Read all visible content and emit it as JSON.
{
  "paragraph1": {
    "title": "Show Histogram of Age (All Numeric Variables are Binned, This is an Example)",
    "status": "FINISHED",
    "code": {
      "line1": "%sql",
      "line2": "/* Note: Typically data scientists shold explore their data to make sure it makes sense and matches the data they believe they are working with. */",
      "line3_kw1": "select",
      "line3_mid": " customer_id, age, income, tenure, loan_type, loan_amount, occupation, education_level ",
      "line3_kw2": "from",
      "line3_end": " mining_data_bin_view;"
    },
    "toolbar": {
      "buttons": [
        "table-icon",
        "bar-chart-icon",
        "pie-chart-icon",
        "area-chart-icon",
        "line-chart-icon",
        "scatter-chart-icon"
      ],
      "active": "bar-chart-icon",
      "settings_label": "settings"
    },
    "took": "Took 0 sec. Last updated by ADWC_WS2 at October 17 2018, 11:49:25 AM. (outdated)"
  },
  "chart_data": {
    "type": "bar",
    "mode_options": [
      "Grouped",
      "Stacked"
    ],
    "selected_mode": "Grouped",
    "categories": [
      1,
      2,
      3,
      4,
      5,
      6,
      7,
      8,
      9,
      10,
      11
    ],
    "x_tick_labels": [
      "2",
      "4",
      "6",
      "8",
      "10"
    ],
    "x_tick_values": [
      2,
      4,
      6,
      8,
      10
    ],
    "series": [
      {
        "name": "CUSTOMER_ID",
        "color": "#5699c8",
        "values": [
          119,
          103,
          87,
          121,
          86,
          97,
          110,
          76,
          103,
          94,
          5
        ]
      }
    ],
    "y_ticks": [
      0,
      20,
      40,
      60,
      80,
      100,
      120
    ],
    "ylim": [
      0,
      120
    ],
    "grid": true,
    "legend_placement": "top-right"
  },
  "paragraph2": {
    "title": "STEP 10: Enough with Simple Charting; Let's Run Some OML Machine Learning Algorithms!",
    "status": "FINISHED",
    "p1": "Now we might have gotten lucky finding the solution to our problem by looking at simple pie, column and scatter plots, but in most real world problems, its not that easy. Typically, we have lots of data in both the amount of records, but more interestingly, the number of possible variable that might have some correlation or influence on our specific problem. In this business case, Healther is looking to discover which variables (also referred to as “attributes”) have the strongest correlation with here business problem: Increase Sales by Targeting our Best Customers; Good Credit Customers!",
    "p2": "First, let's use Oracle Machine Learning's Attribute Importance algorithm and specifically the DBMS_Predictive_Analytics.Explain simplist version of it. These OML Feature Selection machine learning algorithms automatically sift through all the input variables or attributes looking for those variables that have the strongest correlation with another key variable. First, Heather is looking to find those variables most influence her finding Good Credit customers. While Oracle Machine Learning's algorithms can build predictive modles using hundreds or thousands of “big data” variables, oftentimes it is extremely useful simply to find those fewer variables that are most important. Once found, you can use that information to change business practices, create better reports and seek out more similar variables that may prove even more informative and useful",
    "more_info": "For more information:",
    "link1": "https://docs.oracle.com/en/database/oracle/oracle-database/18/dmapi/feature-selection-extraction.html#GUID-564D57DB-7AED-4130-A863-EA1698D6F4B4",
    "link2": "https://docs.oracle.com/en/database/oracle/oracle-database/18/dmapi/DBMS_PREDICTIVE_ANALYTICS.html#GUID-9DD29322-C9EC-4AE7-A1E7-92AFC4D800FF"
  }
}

Instructions to follow
Tally the lines containing "dmapi". Provide the number without any other words.

Result for this exercise
2